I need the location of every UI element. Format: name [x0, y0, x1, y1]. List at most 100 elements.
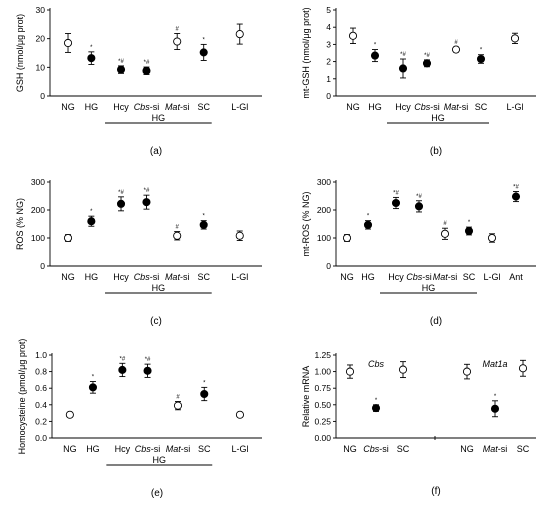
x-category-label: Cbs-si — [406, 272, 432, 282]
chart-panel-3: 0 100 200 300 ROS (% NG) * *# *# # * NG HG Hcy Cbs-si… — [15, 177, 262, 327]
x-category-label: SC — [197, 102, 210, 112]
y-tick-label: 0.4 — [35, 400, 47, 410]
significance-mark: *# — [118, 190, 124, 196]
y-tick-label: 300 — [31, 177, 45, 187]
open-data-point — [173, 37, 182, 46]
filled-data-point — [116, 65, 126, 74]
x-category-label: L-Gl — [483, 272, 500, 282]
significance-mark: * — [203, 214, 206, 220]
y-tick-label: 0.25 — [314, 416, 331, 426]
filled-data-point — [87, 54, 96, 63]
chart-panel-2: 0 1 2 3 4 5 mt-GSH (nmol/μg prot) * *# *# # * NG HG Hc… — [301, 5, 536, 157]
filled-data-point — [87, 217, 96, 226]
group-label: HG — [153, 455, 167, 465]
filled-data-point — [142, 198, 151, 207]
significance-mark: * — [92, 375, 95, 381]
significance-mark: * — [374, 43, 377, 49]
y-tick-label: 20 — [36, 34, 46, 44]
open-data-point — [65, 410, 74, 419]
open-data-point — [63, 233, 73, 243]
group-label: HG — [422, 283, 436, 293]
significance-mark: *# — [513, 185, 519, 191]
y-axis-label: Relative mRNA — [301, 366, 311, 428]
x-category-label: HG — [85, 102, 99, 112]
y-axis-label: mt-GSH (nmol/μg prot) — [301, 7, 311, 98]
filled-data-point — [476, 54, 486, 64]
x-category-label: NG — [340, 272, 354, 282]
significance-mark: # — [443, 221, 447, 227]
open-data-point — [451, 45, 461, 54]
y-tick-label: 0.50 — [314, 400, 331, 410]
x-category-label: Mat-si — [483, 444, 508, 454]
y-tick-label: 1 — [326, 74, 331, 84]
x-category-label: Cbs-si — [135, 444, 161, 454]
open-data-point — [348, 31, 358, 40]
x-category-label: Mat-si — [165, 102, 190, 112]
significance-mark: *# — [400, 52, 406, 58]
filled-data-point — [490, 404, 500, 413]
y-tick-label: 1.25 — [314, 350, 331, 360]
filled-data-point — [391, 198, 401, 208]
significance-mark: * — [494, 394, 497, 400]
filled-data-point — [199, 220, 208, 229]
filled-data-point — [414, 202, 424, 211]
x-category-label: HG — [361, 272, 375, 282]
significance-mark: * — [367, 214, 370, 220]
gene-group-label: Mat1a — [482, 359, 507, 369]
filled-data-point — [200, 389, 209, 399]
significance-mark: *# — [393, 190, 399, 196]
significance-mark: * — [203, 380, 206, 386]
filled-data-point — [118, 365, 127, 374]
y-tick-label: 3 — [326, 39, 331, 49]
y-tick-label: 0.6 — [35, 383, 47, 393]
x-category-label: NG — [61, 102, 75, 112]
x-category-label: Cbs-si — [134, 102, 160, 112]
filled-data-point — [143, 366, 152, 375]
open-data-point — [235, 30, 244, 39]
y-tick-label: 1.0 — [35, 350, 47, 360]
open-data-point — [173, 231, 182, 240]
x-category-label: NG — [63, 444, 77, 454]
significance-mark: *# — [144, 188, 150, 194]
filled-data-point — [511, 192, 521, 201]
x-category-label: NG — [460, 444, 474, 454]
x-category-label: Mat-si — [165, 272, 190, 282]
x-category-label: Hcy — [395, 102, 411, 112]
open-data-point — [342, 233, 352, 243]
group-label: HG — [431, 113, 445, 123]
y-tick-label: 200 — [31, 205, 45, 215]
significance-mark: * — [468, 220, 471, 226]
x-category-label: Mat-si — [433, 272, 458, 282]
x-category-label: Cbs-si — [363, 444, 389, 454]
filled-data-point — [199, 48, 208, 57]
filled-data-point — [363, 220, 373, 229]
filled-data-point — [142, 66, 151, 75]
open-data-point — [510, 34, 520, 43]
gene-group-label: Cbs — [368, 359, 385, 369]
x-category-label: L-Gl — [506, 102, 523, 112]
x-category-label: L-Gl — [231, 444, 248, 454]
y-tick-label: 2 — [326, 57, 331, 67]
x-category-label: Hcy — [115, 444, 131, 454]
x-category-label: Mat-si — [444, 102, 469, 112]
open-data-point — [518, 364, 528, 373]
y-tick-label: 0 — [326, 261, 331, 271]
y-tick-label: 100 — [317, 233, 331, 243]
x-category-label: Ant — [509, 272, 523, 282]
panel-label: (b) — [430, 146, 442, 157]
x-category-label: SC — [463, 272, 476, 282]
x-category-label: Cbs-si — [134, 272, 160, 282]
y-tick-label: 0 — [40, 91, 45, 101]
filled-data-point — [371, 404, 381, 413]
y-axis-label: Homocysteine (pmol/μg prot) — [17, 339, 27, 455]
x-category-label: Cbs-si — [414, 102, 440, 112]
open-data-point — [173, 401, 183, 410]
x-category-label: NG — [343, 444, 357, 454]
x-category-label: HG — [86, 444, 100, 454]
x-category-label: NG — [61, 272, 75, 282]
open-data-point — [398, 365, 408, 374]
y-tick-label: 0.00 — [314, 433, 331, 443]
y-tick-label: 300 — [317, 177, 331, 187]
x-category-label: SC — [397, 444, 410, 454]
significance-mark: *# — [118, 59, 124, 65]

= TASK GOAL =
The response must restate each line of the material above exactly and contain no images.

= REPLY =
I need the location of every UI element. Format: name [x0, y0, x1, y1]. List at most 100 elements.
x-category-label: Cbs-si — [406, 272, 432, 282]
chart-panel-3: 0 100 200 300 ROS (% NG) * *# *# # * NG HG Hcy Cbs-si… — [15, 177, 262, 327]
x-category-label: SC — [197, 102, 210, 112]
y-tick-label: 0.4 — [35, 400, 47, 410]
significance-mark: *# — [118, 190, 124, 196]
y-tick-label: 300 — [31, 177, 45, 187]
open-data-point — [173, 37, 182, 46]
filled-data-point — [116, 65, 126, 74]
x-category-label: L-Gl — [483, 272, 500, 282]
significance-mark: * — [203, 214, 206, 220]
y-tick-label: 0.25 — [314, 416, 331, 426]
filled-data-point — [87, 54, 96, 63]
chart-panel-2: 0 1 2 3 4 5 mt-GSH (nmol/μg prot) * *# *# # * NG HG Hc… — [301, 5, 536, 157]
filled-data-point — [87, 217, 96, 226]
group-label: HG — [153, 455, 167, 465]
filled-data-point — [142, 198, 151, 207]
significance-mark: * — [92, 375, 95, 381]
significance-mark: * — [374, 43, 377, 49]
y-tick-label: 20 — [36, 34, 46, 44]
open-data-point — [65, 410, 74, 419]
open-data-point — [63, 233, 73, 243]
group-label: HG — [422, 283, 436, 293]
significance-mark: *# — [513, 185, 519, 191]
y-axis-label: Relative mRNA — [301, 366, 311, 428]
x-category-label: HG — [85, 102, 99, 112]
y-axis-label: mt-GSH (nmol/μg prot) — [301, 7, 311, 98]
filled-data-point — [476, 54, 486, 64]
x-category-label: NG — [340, 272, 354, 282]
significance-mark: # — [443, 221, 447, 227]
open-data-point — [451, 45, 461, 54]
y-tick-label: 0.50 — [314, 400, 331, 410]
x-category-label: Mat-si — [483, 444, 508, 454]
y-tick-label: 1 — [326, 74, 331, 84]
x-category-label: Cbs-si — [135, 444, 161, 454]
open-data-point — [348, 31, 358, 40]
x-category-label: Mat-si — [165, 102, 190, 112]
significance-mark: *# — [400, 52, 406, 58]
filled-data-point — [490, 404, 500, 413]
y-tick-label: 1.25 — [314, 350, 331, 360]
filled-data-point — [391, 198, 401, 208]
significance-mark: * — [494, 394, 497, 400]
filled-data-point — [199, 220, 208, 229]
filled-data-point — [414, 202, 424, 211]
x-category-label: HG — [361, 272, 375, 282]
significance-mark: * — [367, 214, 370, 220]
gene-group-label: Mat1a — [482, 359, 507, 369]
filled-data-point — [200, 389, 209, 399]
significance-mark: *# — [393, 190, 399, 196]
significance-mark: * — [203, 380, 206, 386]
filled-data-point — [118, 365, 127, 374]
y-tick-label: 3 — [326, 39, 331, 49]
y-tick-label: 0.6 — [35, 383, 47, 393]
x-category-label: NG — [61, 102, 75, 112]
x-category-label: Cbs-si — [134, 102, 160, 112]
filled-data-point — [143, 366, 152, 375]
open-data-point — [235, 30, 244, 39]
y-tick-label: 1.0 — [35, 350, 47, 360]
open-data-point — [173, 231, 182, 240]
x-category-label: NG — [63, 444, 77, 454]
significance-mark: *# — [144, 188, 150, 194]
filled-data-point — [511, 192, 521, 201]
x-category-label: NG — [460, 444, 474, 454]
x-category-label: Mat-si — [165, 272, 190, 282]
x-category-label: Hcy — [395, 102, 411, 112]
open-data-point — [342, 233, 352, 243]
group-label: HG — [431, 113, 445, 123]
y-tick-label: 200 — [31, 205, 45, 215]
significance-mark: * — [468, 220, 471, 226]
x-category-label: Mat-si — [433, 272, 458, 282]
x-category-label: Cbs-si — [363, 444, 389, 454]
filled-data-point — [199, 48, 208, 57]
filled-data-point — [363, 220, 373, 229]
filled-data-point — [142, 66, 151, 75]
open-data-point — [510, 34, 520, 43]
gene-group-label: Cbs — [368, 359, 385, 369]
x-category-label: L-Gl — [506, 102, 523, 112]
x-category-label: L-Gl — [231, 444, 248, 454]
y-tick-label: 2 — [326, 57, 331, 67]
x-category-label: Hcy — [115, 444, 131, 454]
x-category-label: Mat-si — [444, 102, 469, 112]
open-data-point — [518, 364, 528, 373]
y-tick-label: 0 — [326, 261, 331, 271]
y-tick-label: 100 — [317, 233, 331, 243]
x-category-label: Ant — [509, 272, 523, 282]
panel-label: (b) — [430, 146, 442, 157]
x-category-label: SC — [463, 272, 476, 282]
x-category-label: Cbs-si — [134, 272, 160, 282]
y-tick-label: 0 — [40, 91, 45, 101]
filled-data-point — [371, 404, 381, 413]
y-axis-label: Homocysteine (pmol/μg prot) — [17, 339, 27, 455]
x-category-label: Cbs-si — [414, 102, 440, 112]
open-data-point — [173, 401, 183, 410]
x-category-label: NG — [343, 444, 357, 454]
x-category-label: HG — [86, 444, 100, 454]
x-category-label: NG — [61, 272, 75, 282]
open-data-point — [398, 365, 408, 374]
y-tick-label: 0.00 — [314, 433, 331, 443]
y-tick-label: 300 — [317, 177, 331, 187]
x-category-label: SC — [397, 444, 410, 454]
significance-mark: *# — [118, 59, 124, 65]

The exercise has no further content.